Extracted material start

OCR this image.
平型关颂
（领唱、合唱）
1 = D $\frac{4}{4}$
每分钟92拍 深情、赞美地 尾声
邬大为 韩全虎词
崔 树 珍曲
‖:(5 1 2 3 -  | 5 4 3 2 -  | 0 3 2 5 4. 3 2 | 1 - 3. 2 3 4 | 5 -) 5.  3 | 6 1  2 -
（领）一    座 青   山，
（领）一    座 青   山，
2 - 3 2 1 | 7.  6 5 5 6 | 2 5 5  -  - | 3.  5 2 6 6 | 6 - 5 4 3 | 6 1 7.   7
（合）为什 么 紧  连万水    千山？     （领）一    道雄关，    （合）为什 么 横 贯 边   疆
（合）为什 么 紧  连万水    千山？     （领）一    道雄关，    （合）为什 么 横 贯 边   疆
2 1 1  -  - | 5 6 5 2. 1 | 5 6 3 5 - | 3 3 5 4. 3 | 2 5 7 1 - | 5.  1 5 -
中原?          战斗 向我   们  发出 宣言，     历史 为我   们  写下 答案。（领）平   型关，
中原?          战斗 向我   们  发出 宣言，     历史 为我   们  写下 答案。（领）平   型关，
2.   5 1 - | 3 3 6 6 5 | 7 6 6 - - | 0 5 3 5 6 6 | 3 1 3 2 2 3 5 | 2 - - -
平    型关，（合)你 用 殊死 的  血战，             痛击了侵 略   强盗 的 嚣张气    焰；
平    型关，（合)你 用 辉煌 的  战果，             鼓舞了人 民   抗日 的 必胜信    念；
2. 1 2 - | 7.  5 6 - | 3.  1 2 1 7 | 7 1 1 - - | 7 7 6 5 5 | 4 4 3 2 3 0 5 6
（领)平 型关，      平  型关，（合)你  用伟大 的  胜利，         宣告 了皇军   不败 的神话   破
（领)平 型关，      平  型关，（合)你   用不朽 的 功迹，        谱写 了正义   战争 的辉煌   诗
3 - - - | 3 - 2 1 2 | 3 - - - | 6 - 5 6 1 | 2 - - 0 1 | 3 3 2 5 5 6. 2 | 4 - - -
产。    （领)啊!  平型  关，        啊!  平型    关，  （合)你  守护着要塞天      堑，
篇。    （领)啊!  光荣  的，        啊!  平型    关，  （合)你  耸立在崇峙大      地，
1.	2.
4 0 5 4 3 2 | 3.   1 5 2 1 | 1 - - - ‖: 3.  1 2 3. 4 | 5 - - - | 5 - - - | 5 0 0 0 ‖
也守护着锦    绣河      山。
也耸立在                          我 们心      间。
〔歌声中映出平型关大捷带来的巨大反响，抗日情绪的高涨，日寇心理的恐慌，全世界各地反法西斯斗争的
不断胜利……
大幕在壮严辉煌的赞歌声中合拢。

Extracted material end

### Your goal
Provide all the records again, word for word.

### Finished task
OCR this image.
平型关颂
（领唱、合唱）
1 = D $\frac{4}{4}$
每分钟92拍 深情、赞美地 尾声
邬大为 韩全虎词
崔 树 珍曲
‖:(5 1 2 3 -  | 5 4 3 2 -  | 0 3 2 5 4. 3 2 | 1 - 3. 2 3 4 | 5 -) 5.  3 | 6 1  2 -
（领）一    座 青   山，
（领）一    座 青   山，
2 - 3 2 1 | 7.  6 5 5 6 | 2 5 5  -  - | 3.  5 2 6 6 | 6 - 5 4 3 | 6 1 7.   7
（合）为什 么 紧  连万水    千山？     （领）一    道雄关，    （合）为什 么 横 贯 边   疆
（合）为什 么 紧  连万水    千山？     （领）一    道雄关，    （合）为什 么 横 贯 边   疆
2 1 1  -  - | 5 6 5 2. 1 | 5 6 3 5 - | 3 3 5 4. 3 | 2 5 7 1 - | 5.  1 5 -
中原?          战斗 向我   们  发出 宣言，     历史 为我   们  写下 答案。（领）平   型关，
中原?          战斗 向我   们  发出 宣言，     历史 为我   们  写下 答案。（领）平   型关，
2.   5 1 - | 3 3 6 6 5 | 7 6 6 - - | 0 5 3 5 6 6 | 3 1 3 2 2 3 5 | 2 - - -
平    型关，（合)你 用 殊死 的  血战，             痛击了侵 略   强盗 的 嚣张气    焰；
平    型关，（合)你 用 辉煌 的  战果，             鼓舞了人 民   抗日 的 必胜信    念；
2. 1 2 - | 7.  5 6 - | 3.  1 2 1 7 | 7 1 1 - - | 7 7 6 5 5 | 4 4 3 2 3 0 5 6
（领)平 型关，      平  型关，（合)你  用伟大 的  胜利，         宣告 了皇军   不败 的神话   破
（领)平 型关，      平  型关，（合)你   用不朽 的 功迹，        谱写 了正义   战争 的辉煌   诗
3 - - - | 3 - 2 1 2 | 3 - - - | 6 - 5 6 1 | 2 - - 0 1 | 3 3 2 5 5 6. 2 | 4 - - -
产。    （领)啊!  平型  关，        啊!  平型    关，  （合)你  守护着要塞天      堑，
篇。    （领)啊!  光荣  的，        啊!  平型    关，  （合)你  耸立在崇峙大      地，
1.	2.
4 0 5 4 3 2 | 3.   1 5 2 1 | 1 - - - ‖: 3.  1 2 3. 4 | 5 - - - | 5 - - - | 5 0 0 0 ‖
也守护着锦    绣河      山。
也耸立在                          我 们心      间。
〔歌声中映出平型关大捷带来的巨大反响，抗日情绪的高涨，日寇心理的恐慌，全世界各地反法西斯斗争的
不断胜利……
大幕在壮严辉煌的赞歌声中合拢。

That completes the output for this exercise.